Given exercise. Extract all lines in the data that contain the word "solchen".

— begin Dataset records —

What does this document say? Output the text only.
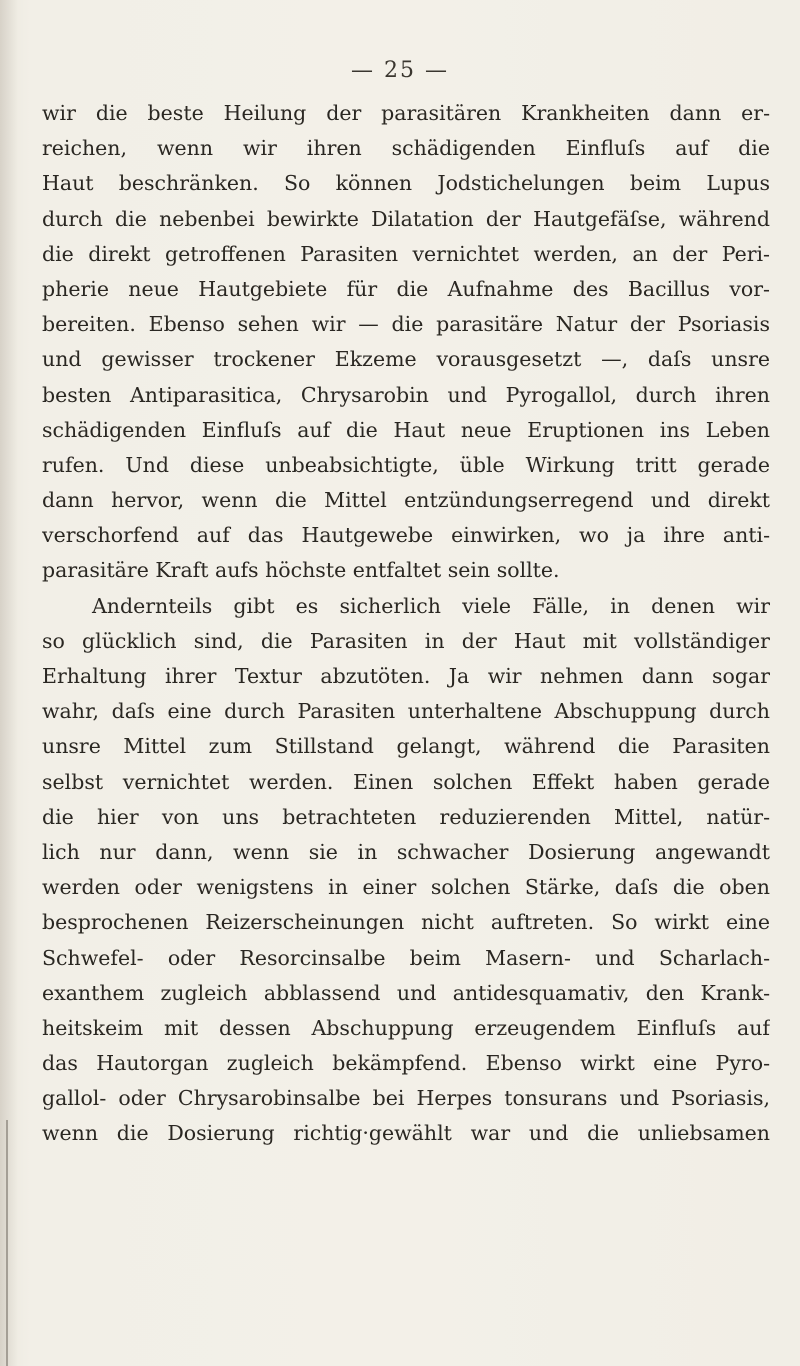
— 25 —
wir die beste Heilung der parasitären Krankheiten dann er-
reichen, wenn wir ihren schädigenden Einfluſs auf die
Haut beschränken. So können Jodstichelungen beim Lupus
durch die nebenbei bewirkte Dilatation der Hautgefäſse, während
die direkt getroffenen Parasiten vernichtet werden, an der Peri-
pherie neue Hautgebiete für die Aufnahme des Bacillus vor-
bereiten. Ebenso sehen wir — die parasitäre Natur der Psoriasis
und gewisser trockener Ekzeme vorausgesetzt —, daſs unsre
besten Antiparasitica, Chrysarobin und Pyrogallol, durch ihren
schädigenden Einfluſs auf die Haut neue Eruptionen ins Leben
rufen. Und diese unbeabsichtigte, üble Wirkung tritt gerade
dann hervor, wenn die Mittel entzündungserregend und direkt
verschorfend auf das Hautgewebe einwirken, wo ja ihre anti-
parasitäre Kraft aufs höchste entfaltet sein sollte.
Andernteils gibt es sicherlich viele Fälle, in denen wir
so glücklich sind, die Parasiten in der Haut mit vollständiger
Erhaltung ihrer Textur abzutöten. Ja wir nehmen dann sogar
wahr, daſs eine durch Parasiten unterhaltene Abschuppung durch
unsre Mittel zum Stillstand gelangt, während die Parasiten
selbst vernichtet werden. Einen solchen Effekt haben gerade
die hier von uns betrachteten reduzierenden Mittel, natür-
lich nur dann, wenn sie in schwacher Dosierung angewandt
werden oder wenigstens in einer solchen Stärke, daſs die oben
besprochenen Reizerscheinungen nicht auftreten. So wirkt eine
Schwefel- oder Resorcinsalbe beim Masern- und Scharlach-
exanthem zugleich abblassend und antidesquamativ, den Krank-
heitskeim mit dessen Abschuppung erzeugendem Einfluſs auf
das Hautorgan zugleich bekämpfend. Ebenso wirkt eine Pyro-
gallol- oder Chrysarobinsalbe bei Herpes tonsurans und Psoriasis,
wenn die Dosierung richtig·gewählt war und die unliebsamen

— end Dataset records —
— begin Dataset records —

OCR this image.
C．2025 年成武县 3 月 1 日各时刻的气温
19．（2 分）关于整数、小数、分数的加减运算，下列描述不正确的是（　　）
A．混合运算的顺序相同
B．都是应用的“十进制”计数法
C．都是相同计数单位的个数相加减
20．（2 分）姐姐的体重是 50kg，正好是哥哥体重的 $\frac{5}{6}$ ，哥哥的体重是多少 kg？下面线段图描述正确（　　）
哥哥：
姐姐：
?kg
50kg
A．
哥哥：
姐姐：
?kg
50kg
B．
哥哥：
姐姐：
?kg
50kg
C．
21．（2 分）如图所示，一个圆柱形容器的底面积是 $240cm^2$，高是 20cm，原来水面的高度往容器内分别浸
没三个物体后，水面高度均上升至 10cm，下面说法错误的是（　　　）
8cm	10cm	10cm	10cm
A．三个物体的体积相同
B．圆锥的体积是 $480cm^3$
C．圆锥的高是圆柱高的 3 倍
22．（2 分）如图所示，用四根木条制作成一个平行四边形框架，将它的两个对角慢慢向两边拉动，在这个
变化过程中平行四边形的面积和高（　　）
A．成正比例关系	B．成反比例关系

— end Dataset records —

Result for this task.
selbst vernichtet werden. Einen solchen Effekt haben gerade
werden oder wenigstens in einer solchen Stärke, daſs die oben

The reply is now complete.